■ **Your task**
Leave out every picture and restate word for word the lines from the one with "Convert this screenshot" to the final line.

Dataset records
========

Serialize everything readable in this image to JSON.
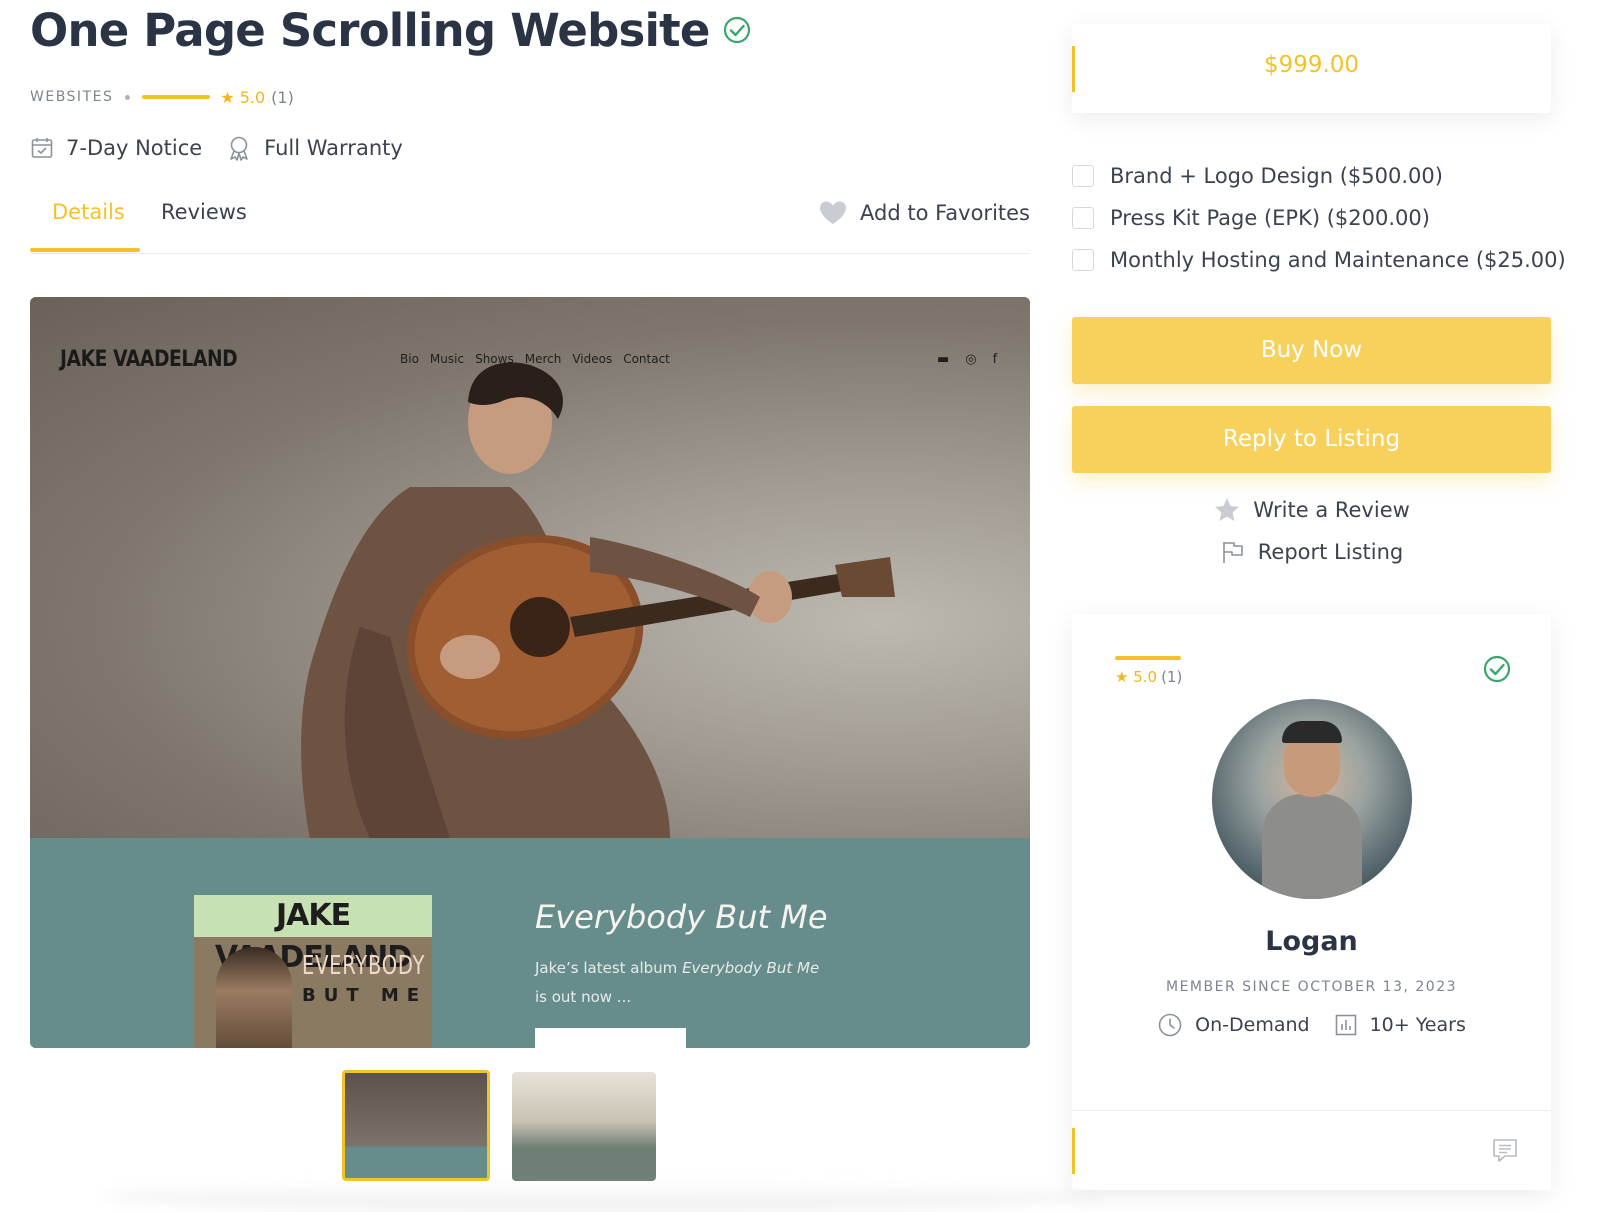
{
  "listing": {
    "title": "One Page Scrolling Website",
    "category": "WEBSITES",
    "rating": "5.0",
    "rating_count": "(1)",
    "rating_fraction": 1.0,
    "features": [
      {
        "icon": "calendar-check-icon",
        "label": "7-Day Notice"
      },
      {
        "icon": "award-ribbon-icon",
        "label": "Full Warranty"
      }
    ]
  },
  "tabs": [
    {
      "label": "Details",
      "active": true
    },
    {
      "label": "Reviews",
      "active": false
    }
  ],
  "favorites_label": "Add to Favorites",
  "hero": {
    "site_logo": "JAKE VAADELAND",
    "site_nav": [
      "Bio",
      "Music",
      "Shows",
      "Merch",
      "Videos",
      "Contact"
    ],
    "social_icons": [
      "youtube-icon",
      "instagram-icon",
      "facebook-icon"
    ],
    "social_glyphs": [
      "▬",
      "◎",
      "f"
    ],
    "album_artist": "JAKE VAADELAND",
    "album_title_1": "EVERYBODY",
    "album_title_2": "BUT ME",
    "promo_title": "Everybody But Me",
    "promo_text_before": "Jake’s latest album ",
    "promo_text_em": "Everybody But Me",
    "promo_text_after": "is out now ..."
  },
  "thumbnails": [
    {
      "name": "thumbnail-1",
      "active": true
    },
    {
      "name": "thumbnail-2",
      "active": false
    }
  ],
  "sidebar": {
    "price": "$999.00",
    "addons": [
      {
        "label": "Brand + Logo Design ($500.00)",
        "checked": false
      },
      {
        "label": "Press Kit Page (EPK) ($200.00)",
        "checked": false
      },
      {
        "label": "Monthly Hosting and Maintenance ($25.00)",
        "checked": false
      }
    ],
    "buy_label": "Buy Now",
    "reply_label": "Reply to Listing",
    "write_review_label": "Write a Review",
    "report_label": "Report Listing"
  },
  "seller": {
    "rating": "5.0",
    "rating_count": "(1)",
    "name": "Logan",
    "member_since": "MEMBER SINCE OCTOBER 13, 2023",
    "availability": "On-Demand",
    "experience": "10+ Years"
  },
  "colors": {
    "accent": "#f3c229",
    "button": "#f7d15c",
    "verified": "#3aa56b",
    "text": "#2b3445"
  }
}
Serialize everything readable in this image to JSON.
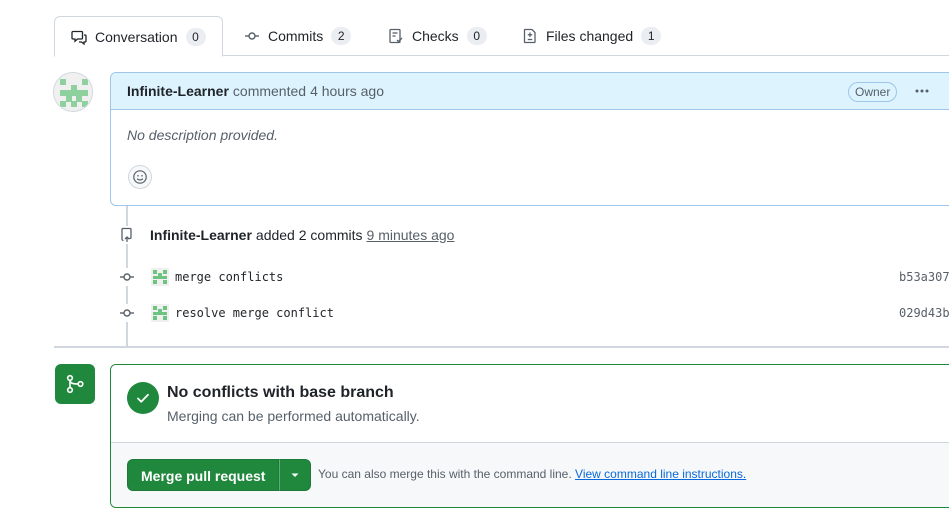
{
  "tabs": [
    {
      "label": "Conversation",
      "count": "0",
      "icon": "comment-discussion-icon"
    },
    {
      "label": "Commits",
      "count": "2",
      "icon": "git-commit-icon"
    },
    {
      "label": "Checks",
      "count": "0",
      "icon": "checklist-icon"
    },
    {
      "label": "Files changed",
      "count": "1",
      "icon": "file-diff-icon"
    }
  ],
  "comment": {
    "author": "Infinite-Learner",
    "action": "commented",
    "time": "4 hours ago",
    "badge": "Owner",
    "body": "No description provided."
  },
  "commits_event": {
    "author": "Infinite-Learner",
    "action": "added 2 commits",
    "time": "9 minutes ago"
  },
  "commits": [
    {
      "message": "merge conflicts",
      "sha": "b53a307"
    },
    {
      "message": "resolve merge conflict",
      "sha": "029d43b"
    }
  ],
  "merge": {
    "title": "No conflicts with base branch",
    "subtitle": "Merging can be performed automatically.",
    "button": "Merge pull request",
    "hint": "You can also merge this with the command line.",
    "hint_link": "View command line instructions."
  },
  "colors": {
    "accent_green": "#1f883d",
    "link_blue": "#0969da",
    "header_blue": "#ddf4ff"
  }
}
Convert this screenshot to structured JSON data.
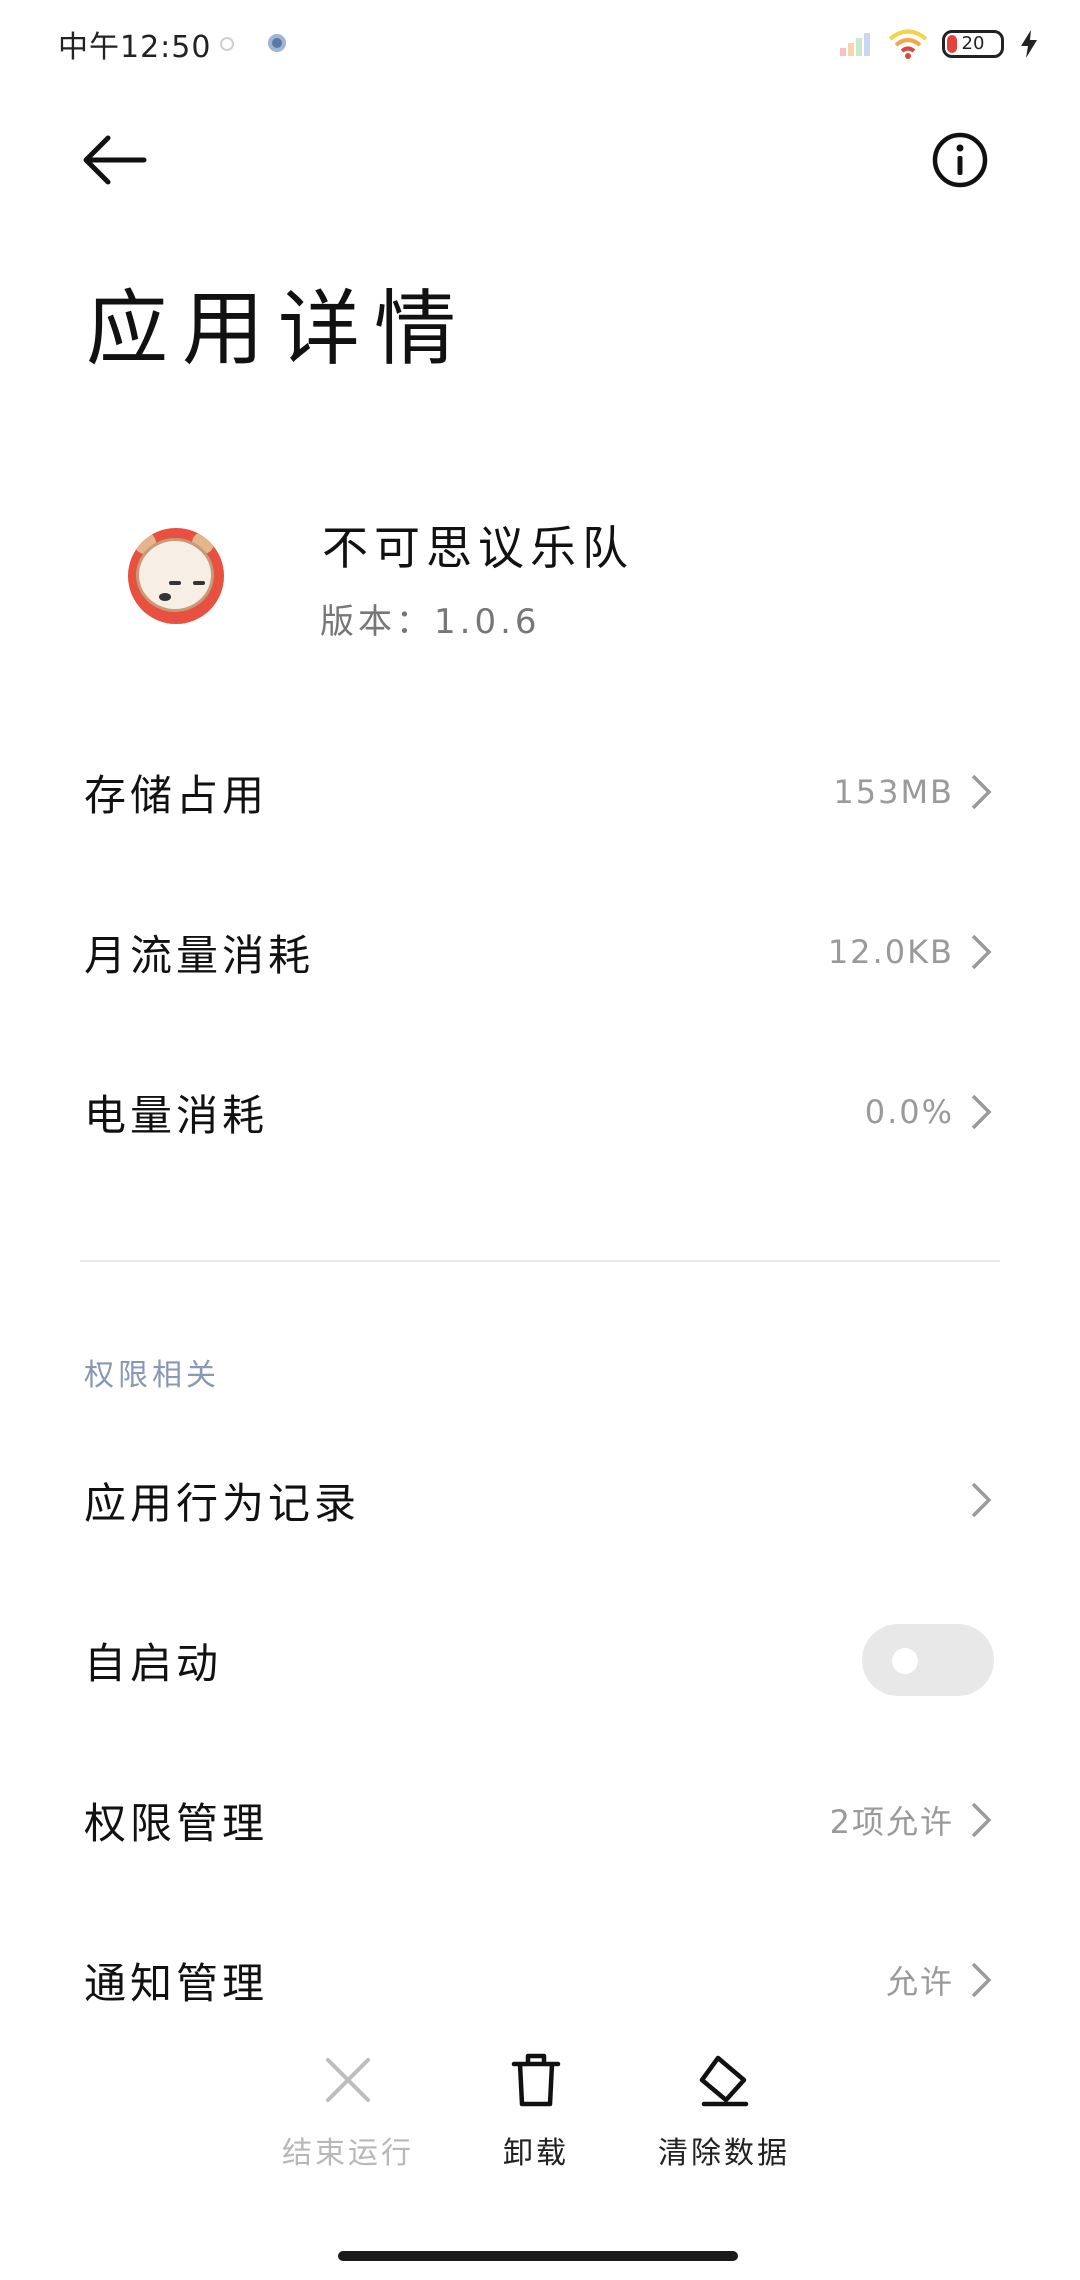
{
  "status_bar": {
    "time": "中午12:50",
    "battery_level": "20"
  },
  "header": {
    "title": "应用详情"
  },
  "app": {
    "name": "不可思议乐队",
    "version": "版本：1.0.6"
  },
  "usage_rows": [
    {
      "label": "存储占用",
      "value": "153MB"
    },
    {
      "label": "月流量消耗",
      "value": "12.0KB"
    },
    {
      "label": "电量消耗",
      "value": "0.0%"
    }
  ],
  "permissions_section": {
    "header": "权限相关",
    "rows": [
      {
        "label": "应用行为记录",
        "value": ""
      },
      {
        "label": "自启动",
        "toggle_on": false
      },
      {
        "label": "权限管理",
        "value": "2项允许"
      },
      {
        "label": "通知管理",
        "value": "允许"
      }
    ]
  },
  "bottom_actions": [
    {
      "label": "结束运行",
      "icon": "close-icon",
      "enabled": false
    },
    {
      "label": "卸载",
      "icon": "trash-icon",
      "enabled": true
    },
    {
      "label": "清除数据",
      "icon": "eraser-icon",
      "enabled": true
    }
  ],
  "colors": {
    "section_header": "#8a97b5",
    "battery_low": "#e0443c",
    "toggle_off": "#e8e8e8"
  }
}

========

■ **Answer to the problem**
Convert this screenshot to structured JSON data.
{
  "status_bar": {
    "time": "中午12:50",
    "battery_level": "20"
  },
  "header": {
    "title": "应用详情"
  },
  "app": {
    "name": "不可思议乐队",
    "version": "版本：1.0.6"
  },
  "usage_rows": [
    {
      "label": "存储占用",
      "value": "153MB"
    },
    {
      "label": "月流量消耗",
      "value": "12.0KB"
    },
    {
      "label": "电量消耗",
      "value": "0.0%"
    }
  ],
  "permissions_section": {
    "header": "权限相关",
    "rows": [
      {
        "label": "应用行为记录",
        "value": ""
      },
      {
        "label": "自启动",
        "toggle_on": false
      },
      {
        "label": "权限管理",
        "value": "2项允许"
      },
      {
        "label": "通知管理",
        "value": "允许"
      }
    ]
  },
  "bottom_actions": [
    {
      "label": "结束运行",
      "icon": "close-icon",
      "enabled": false
    },
    {
      "label": "卸载",
      "icon": "trash-icon",
      "enabled": true
    },
    {
      "label": "清除数据",
      "icon": "eraser-icon",
      "enabled": true
    }
  ],
  "colors": {
    "section_header": "#8a97b5",
    "battery_low": "#e0443c",
    "toggle_off": "#e8e8e8"
  }
}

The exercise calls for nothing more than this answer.